ЗАДАНИЕ: Продолжите приведенный ниже фрагмент о научных терминах в языке, начав сразу после его последнего предложения.

═════ ФРАГМЕНТ ТЕКСТА ═════

Да, не так-то просто отбросить сразу 'все эти «культур­ные наслоения»! Не каста, так специфика, традиция! «Из поколения в поколение...» К тому же многие научные термины действительно нужны, труднозаменимы или даже, пожалуй, незаменимы вовсе, как, например, некото­рые слова, обозначающие философские понятия.

И еще одна трудность: слова сравнительно легко по­падают в язык , но очень неохотно уходят. Не потому ли до сих пор мы встречаем и утрирование, и дефекты? (Я не говорю о шутливо-иронической речи, где живут и «ячество», и «шаротык», а также нарочито искаженные иностранные слова или умышленно «сниженные» — «эва­куироваться из комнаты», «абстрагировался от комсомоль­ской среды», «интертрепация» и т. д.). Иногда сказывается и профессиональная честь: чего доброго, засмеют колле­ги, если обходиться без «пониженных элементов рельефа» (а могут усомниться и в «умственном уровне»!), да и чи­татели не почувствуют трепета перед ученостью: это уже вроде бы и не наука...

═════ ПРЕДОСТАВЛЕННЫЕ ЗАПИСИ ═════

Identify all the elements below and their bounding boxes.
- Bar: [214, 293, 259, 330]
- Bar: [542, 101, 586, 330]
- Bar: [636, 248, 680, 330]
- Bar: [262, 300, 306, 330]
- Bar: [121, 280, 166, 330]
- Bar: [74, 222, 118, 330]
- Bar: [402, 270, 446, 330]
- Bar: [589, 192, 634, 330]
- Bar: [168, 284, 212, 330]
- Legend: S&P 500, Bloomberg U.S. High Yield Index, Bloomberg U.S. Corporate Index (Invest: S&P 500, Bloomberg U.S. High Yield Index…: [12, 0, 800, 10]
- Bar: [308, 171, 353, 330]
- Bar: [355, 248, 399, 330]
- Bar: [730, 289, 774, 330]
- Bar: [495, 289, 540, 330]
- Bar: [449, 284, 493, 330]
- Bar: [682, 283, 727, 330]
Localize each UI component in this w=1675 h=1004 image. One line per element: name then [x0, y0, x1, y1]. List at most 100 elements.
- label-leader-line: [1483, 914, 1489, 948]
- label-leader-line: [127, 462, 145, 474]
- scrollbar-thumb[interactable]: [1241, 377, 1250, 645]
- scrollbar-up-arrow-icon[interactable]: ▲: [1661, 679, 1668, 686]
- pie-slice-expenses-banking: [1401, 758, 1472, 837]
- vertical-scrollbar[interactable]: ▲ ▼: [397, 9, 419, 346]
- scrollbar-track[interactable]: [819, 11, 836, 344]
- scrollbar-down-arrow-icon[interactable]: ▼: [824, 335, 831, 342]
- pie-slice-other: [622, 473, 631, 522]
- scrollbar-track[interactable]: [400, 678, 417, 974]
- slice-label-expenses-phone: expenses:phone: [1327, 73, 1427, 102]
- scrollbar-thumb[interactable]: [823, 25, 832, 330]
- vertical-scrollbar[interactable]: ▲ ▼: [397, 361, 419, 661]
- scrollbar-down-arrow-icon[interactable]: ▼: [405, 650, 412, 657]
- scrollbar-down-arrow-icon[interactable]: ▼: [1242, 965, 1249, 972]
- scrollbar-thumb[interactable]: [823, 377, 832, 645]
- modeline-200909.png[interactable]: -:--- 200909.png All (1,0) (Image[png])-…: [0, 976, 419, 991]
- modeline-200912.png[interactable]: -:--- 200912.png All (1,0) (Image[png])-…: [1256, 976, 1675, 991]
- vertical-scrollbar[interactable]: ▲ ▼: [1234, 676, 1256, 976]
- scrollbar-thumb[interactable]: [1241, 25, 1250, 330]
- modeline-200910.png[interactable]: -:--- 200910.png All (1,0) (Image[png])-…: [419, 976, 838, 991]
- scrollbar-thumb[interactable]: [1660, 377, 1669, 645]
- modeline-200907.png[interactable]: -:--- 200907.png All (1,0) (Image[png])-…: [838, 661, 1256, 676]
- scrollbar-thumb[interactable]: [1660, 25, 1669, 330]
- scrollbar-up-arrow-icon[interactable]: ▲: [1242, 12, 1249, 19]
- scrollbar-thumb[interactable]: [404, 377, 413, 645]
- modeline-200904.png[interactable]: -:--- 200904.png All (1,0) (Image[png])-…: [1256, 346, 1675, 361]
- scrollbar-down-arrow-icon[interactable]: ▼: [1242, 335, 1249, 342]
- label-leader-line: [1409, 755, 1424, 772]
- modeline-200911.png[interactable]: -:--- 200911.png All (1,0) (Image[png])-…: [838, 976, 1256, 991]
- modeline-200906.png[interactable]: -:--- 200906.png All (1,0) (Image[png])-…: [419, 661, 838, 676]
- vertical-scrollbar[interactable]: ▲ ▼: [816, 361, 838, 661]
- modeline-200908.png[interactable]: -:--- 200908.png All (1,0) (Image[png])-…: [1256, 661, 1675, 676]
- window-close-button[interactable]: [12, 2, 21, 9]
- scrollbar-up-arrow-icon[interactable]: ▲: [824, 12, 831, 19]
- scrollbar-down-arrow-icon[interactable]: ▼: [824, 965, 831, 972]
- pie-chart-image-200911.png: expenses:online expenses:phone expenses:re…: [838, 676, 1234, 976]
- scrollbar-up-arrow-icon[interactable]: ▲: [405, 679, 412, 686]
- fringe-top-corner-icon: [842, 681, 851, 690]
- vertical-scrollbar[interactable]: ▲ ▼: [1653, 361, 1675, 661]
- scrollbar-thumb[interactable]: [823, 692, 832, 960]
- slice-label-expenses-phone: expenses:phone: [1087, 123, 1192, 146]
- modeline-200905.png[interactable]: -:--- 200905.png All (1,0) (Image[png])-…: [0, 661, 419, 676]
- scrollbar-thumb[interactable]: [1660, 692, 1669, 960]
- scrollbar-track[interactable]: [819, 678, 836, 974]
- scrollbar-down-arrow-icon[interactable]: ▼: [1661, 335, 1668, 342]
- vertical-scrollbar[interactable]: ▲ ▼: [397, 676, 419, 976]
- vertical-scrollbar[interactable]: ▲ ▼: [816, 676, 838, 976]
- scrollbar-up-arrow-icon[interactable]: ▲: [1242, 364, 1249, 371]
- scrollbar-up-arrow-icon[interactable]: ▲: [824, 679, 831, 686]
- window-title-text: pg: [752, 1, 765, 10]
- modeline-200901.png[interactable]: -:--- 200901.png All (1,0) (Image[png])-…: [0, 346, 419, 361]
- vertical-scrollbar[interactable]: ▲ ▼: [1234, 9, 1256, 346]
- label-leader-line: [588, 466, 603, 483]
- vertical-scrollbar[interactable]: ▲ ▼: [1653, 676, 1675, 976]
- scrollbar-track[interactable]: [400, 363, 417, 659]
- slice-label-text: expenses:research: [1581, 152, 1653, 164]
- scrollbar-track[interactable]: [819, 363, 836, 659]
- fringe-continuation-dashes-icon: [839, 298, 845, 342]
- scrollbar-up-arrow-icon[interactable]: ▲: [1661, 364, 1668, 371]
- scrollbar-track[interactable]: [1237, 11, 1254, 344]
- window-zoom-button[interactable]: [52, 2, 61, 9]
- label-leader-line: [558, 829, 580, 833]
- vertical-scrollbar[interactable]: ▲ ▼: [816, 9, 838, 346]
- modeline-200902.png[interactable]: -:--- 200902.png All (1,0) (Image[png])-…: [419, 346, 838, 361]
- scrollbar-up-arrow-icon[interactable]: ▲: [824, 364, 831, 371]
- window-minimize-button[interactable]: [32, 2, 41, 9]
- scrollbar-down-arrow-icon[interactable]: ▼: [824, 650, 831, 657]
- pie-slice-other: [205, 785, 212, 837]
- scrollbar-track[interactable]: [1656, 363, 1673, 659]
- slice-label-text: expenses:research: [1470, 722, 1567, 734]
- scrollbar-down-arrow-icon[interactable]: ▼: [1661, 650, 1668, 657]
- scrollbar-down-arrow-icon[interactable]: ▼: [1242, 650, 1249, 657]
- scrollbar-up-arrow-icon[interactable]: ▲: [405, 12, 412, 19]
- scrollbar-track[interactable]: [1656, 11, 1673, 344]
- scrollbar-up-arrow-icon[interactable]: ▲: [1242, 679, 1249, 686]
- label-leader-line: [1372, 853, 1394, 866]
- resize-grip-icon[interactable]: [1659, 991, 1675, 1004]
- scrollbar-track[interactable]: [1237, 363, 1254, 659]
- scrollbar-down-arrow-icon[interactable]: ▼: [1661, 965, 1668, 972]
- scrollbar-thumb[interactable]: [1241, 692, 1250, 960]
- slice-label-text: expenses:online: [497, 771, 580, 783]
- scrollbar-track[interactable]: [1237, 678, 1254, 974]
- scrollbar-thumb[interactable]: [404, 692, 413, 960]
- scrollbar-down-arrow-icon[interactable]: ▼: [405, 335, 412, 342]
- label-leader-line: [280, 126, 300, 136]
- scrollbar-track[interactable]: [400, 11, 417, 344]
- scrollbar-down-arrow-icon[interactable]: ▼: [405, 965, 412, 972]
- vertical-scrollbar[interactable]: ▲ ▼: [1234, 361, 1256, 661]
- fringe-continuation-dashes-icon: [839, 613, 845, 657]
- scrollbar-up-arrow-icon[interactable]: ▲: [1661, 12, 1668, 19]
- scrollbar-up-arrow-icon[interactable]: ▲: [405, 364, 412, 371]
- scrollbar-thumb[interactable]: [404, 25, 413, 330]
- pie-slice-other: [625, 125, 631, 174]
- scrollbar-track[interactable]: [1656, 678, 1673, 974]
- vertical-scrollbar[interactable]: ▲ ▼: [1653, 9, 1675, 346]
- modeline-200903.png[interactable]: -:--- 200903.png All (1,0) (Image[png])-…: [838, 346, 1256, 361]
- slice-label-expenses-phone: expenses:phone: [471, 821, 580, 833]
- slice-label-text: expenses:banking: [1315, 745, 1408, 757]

═════

РЕЗУЛЬТАТ ВЫПОЛНЕНИЯ:
Истинной-то науке это, правда, никогда не грозило. Писали же вполне понятные, увлекательнейшие вещи о науке знаменитые наши академики — и Павлов, и Тими­рязев, и Ферсман!

И прежде было немало ученых, которые умели изъяс­няться прекрасным русским языком.

Кстати, Герцен, говоря о тех молодых философах, что приняли «какой-то условный язык» и «по переводили на русское, а перекладывали целиком», противопоставлял им М. Г. Павлова, который «привил Московскому универси­тету немецкую философию» и при этом говорил по-русски. Его достоинство Герцен видел именно «в необычайной яс­ности изложения, — ясности, нисколько не терявшей всей глубины немецкого мышления».

Чтобы понять и полностью оценить подвиг этого рус­ского ученого, надо представить себе, до какой степени загромождена была немецкая философия того времени всевозможным словесным хламом.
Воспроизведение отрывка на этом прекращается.